§ **Work instructions**: Return every line of the material exactly.

§ **Stored data**:
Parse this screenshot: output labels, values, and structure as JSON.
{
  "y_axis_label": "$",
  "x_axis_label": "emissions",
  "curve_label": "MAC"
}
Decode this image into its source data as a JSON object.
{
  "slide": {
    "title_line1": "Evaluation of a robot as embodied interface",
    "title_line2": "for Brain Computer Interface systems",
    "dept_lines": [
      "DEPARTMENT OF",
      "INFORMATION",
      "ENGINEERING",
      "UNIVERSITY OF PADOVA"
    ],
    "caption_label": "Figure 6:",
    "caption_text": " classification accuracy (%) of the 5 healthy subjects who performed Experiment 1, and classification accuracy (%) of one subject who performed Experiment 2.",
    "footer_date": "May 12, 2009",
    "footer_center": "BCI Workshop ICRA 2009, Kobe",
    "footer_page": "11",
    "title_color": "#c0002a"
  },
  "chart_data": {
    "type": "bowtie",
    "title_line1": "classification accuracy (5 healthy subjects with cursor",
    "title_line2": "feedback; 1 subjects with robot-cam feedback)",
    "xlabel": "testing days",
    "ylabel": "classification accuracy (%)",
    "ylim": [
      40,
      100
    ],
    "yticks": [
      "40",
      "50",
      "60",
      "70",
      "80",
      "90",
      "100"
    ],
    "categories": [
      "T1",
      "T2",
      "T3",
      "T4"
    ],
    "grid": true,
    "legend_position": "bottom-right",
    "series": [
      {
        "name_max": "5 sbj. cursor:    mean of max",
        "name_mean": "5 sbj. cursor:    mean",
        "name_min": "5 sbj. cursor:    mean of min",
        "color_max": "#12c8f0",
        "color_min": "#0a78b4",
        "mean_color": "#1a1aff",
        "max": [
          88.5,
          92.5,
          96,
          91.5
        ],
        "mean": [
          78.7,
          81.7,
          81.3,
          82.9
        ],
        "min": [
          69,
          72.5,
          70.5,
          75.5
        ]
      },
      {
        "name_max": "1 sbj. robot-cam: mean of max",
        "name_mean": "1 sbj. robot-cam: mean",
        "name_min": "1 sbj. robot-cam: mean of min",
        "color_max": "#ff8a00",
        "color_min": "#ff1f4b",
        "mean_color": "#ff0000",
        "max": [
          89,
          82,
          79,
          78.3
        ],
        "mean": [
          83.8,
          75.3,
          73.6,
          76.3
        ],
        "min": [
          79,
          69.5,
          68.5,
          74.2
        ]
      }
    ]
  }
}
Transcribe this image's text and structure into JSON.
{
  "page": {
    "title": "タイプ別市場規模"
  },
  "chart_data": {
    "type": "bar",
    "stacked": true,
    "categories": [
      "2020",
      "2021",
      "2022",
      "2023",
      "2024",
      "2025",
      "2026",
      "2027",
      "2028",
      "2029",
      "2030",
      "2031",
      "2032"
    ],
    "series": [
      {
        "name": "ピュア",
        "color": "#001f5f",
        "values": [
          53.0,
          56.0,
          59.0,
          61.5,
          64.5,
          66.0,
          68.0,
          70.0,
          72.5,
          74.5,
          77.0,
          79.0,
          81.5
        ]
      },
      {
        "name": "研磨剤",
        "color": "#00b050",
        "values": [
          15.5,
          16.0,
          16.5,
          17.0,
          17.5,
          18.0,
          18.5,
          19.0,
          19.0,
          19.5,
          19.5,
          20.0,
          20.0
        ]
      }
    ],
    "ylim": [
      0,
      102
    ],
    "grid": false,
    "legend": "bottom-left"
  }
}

§ **Exercise solution**:
Parse this screenshot: output labels, values, and structure as JSON.
{
  "y_axis_label": "$",
  "x_axis_label": "emissions",
  "curve_label": "MAC"
}
Decode this image into its source data as a JSON object.
{
  "slide": {
    "title_line1": "Evaluation of a robot as embodied interface",
    "title_line2": "for Brain Computer Interface systems",
    "dept_lines": [
      "DEPARTMENT OF",
      "INFORMATION",
      "ENGINEERING",
      "UNIVERSITY OF PADOVA"
    ],
    "caption_label": "Figure 6:",
    "caption_text": " classification accuracy (%) of the 5 healthy subjects who performed Experiment 1, and classification accuracy (%) of one subject who performed Experiment 2.",
    "footer_date": "May 12, 2009",
    "footer_center": "BCI Workshop ICRA 2009, Kobe",
    "footer_page": "11",
    "title_color": "#c0002a"
  },
  "chart_data": {
    "type": "bowtie",
    "title_line1": "classification accuracy (5 healthy subjects with cursor",
    "title_line2": "feedback; 1 subjects with robot-cam feedback)",
    "xlabel": "testing days",
    "ylabel": "classification accuracy (%)",
    "ylim": [
      40,
      100
    ],
    "yticks": [
      "40",
      "50",
      "60",
      "70",
      "80",
      "90",
      "100"
    ],
    "categories": [
      "T1",
      "T2",
      "T3",
      "T4"
    ],
    "grid": true,
    "legend_position": "bottom-right",
    "series": [
      {
        "name_max": "5 sbj. cursor:    mean of max",
        "name_mean": "5 sbj. cursor:    mean",
        "name_min": "5 sbj. cursor:    mean of min",
        "color_max": "#12c8f0",
        "color_min": "#0a78b4",
        "mean_color": "#1a1aff",
        "max": [
          88.5,
          92.5,
          96,
          91.5
        ],
        "mean": [
          78.7,
          81.7,
          81.3,
          82.9
        ],
        "min": [
          69,
          72.5,
          70.5,
          75.5
        ]
      },
      {
        "name_max": "1 sbj. robot-cam: mean of max",
        "name_mean": "1 sbj. robot-cam: mean",
        "name_min": "1 sbj. robot-cam: mean of min",
        "color_max": "#ff8a00",
        "color_min": "#ff1f4b",
        "mean_color": "#ff0000",
        "max": [
          89,
          82,
          79,
          78.3
        ],
        "mean": [
          83.8,
          75.3,
          73.6,
          76.3
        ],
        "min": [
          79,
          69.5,
          68.5,
          74.2
        ]
      }
    ]
  }
}
Transcribe this image's text and structure into JSON.
{
  "page": {
    "title": "タイプ別市場規模"
  },
  "chart_data": {
    "type": "bar",
    "stacked": true,
    "categories": [
      "2020",
      "2021",
      "2022",
      "2023",
      "2024",
      "2025",
      "2026",
      "2027",
      "2028",
      "2029",
      "2030",
      "2031",
      "2032"
    ],
    "series": [
      {
        "name": "ピュア",
        "color": "#001f5f",
        "values": [
          53.0,
          56.0,
          59.0,
          61.5,
          64.5,
          66.0,
          68.0,
          70.0,
          72.5,
          74.5,
          77.0,
          79.0,
          81.5
        ]
      },
      {
        "name": "研磨剤",
        "color": "#00b050",
        "values": [
          15.5,
          16.0,
          16.5,
          17.0,
          17.5,
          18.0,
          18.5,
          19.0,
          19.0,
          19.5,
          19.5,
          20.0,
          20.0
        ]
      }
    ],
    "ylim": [
      0,
      102
    ],
    "grid": false,
    "legend": "bottom-left"
  }
}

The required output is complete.